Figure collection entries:
-------
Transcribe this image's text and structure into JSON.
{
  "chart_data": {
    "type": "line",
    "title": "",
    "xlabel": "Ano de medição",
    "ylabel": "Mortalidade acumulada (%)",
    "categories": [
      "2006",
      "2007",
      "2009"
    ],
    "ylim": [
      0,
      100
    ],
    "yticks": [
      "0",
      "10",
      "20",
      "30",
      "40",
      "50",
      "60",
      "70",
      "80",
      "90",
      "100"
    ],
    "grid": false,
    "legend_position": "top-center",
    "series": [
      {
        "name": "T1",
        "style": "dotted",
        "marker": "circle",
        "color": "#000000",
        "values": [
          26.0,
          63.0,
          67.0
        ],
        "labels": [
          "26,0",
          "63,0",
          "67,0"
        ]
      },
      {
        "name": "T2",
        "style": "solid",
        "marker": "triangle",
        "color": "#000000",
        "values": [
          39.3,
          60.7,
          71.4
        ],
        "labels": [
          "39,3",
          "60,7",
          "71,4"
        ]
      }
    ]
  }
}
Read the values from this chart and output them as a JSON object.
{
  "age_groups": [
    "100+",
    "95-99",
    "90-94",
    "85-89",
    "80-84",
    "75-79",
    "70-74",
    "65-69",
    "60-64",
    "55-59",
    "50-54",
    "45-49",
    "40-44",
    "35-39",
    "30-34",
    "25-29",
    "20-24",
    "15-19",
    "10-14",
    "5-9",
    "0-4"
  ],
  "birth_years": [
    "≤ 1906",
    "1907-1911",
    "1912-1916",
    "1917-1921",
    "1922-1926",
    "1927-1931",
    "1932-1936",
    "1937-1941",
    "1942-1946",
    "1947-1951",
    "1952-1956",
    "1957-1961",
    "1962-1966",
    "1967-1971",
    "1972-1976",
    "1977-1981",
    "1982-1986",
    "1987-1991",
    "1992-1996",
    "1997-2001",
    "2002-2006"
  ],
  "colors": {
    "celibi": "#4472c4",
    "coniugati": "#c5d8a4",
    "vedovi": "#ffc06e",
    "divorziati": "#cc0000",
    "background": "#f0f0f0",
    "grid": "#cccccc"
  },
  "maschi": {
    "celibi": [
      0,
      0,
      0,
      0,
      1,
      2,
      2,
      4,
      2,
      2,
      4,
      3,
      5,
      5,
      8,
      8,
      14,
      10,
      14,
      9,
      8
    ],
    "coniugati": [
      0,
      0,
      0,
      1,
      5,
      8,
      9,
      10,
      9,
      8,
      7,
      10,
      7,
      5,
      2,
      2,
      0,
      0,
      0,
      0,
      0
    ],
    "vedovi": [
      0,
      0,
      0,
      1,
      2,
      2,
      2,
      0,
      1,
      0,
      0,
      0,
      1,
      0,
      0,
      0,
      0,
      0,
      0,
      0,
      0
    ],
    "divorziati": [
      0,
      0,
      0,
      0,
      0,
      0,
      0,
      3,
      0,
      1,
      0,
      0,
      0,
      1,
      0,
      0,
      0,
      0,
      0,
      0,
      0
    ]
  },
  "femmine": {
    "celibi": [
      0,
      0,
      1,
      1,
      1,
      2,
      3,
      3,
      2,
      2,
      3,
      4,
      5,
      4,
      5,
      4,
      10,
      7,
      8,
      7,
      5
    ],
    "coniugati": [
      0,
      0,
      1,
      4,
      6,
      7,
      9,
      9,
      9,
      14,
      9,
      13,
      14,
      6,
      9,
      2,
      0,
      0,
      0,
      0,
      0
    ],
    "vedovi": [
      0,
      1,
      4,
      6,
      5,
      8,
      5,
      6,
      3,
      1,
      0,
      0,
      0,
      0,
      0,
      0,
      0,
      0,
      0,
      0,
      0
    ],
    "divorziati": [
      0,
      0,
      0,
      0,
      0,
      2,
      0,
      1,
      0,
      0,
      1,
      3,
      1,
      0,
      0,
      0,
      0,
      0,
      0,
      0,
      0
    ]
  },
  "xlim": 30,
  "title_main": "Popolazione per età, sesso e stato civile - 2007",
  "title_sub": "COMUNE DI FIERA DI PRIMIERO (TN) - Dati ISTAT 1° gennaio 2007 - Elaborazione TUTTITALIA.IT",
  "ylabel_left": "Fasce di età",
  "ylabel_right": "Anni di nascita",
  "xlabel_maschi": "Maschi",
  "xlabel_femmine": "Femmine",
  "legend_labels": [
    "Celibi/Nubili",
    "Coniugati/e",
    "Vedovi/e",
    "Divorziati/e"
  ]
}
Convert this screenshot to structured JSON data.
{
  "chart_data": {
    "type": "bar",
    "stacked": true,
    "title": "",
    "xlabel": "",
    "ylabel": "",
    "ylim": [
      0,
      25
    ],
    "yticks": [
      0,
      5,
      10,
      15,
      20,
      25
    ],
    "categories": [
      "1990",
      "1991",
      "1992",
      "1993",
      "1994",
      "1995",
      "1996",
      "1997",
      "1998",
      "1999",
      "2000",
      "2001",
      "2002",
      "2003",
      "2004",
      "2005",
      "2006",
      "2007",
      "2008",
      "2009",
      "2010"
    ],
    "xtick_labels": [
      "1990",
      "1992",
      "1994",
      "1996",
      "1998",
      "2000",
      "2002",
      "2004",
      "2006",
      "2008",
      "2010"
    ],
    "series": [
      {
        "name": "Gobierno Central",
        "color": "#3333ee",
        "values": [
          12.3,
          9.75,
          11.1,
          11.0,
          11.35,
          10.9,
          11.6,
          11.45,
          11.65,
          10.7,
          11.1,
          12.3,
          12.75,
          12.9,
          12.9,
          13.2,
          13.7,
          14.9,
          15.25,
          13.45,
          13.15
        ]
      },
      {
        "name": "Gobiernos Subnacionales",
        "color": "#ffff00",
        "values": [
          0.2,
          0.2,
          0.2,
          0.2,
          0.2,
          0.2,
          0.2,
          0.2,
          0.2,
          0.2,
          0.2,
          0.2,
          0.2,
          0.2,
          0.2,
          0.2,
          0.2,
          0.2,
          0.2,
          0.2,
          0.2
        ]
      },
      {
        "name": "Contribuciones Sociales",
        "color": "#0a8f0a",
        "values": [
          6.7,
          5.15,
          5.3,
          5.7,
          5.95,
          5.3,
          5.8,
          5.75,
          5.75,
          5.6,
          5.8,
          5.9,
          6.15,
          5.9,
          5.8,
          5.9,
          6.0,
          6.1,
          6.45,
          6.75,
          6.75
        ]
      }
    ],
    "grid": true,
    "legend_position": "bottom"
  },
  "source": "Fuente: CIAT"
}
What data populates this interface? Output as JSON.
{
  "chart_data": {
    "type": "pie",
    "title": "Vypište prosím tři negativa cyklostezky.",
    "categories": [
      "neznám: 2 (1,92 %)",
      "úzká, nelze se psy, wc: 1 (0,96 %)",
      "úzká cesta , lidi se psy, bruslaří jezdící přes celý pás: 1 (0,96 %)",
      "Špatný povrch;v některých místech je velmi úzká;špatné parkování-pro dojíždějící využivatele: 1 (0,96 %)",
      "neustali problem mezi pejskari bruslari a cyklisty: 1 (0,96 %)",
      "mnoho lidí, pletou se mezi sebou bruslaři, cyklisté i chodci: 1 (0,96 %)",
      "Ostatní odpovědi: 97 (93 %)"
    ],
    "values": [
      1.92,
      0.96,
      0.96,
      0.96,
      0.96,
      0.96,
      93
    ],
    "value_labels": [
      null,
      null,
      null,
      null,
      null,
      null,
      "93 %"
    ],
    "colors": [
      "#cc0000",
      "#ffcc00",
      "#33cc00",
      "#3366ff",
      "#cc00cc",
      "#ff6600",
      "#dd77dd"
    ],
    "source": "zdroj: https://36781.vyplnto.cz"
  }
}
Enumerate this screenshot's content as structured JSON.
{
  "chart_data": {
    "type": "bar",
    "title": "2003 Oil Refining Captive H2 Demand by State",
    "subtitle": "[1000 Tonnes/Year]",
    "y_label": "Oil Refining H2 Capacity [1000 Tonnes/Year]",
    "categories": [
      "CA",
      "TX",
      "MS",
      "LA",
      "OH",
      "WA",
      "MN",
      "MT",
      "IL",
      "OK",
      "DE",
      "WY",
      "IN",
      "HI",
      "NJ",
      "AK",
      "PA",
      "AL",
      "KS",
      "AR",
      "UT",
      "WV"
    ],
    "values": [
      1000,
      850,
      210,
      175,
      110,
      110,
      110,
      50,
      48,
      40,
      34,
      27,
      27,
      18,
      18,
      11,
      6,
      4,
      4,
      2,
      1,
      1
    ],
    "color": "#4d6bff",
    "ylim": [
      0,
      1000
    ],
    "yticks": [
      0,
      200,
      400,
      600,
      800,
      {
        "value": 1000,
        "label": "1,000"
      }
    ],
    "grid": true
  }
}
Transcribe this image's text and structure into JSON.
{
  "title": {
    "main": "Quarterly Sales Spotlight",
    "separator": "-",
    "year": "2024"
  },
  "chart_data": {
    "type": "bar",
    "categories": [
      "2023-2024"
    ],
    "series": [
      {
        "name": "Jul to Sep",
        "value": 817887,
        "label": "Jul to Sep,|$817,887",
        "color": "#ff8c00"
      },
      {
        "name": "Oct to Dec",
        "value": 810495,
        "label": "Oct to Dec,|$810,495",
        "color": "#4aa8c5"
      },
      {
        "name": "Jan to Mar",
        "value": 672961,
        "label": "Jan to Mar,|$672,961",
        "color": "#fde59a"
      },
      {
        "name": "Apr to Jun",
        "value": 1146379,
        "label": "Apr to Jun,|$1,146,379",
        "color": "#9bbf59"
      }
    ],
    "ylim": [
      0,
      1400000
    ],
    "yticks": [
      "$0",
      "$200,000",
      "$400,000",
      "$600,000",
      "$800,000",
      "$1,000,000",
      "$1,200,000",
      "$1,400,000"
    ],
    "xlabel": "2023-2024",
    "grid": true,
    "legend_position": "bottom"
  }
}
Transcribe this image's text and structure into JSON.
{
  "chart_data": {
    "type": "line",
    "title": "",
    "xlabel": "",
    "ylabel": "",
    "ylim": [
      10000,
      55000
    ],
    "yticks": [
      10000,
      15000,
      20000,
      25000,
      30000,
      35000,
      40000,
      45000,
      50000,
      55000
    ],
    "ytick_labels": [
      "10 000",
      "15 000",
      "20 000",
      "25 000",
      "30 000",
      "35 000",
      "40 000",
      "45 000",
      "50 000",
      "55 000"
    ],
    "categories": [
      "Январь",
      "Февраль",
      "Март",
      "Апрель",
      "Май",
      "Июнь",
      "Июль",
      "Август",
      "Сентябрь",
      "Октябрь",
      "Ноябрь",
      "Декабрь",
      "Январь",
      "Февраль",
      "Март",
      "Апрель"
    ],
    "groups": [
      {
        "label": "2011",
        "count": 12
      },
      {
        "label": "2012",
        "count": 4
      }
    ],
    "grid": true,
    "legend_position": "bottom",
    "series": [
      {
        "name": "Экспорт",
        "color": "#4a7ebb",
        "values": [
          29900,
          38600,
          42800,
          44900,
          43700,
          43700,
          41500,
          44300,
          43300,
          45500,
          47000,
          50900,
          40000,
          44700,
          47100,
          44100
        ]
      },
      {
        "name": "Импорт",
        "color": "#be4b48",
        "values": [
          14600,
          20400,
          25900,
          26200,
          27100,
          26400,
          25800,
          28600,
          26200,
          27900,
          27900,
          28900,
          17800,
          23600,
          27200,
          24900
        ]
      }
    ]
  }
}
-------
Count every line above that holds the word "Tonnes", and state the number and nothing more.

2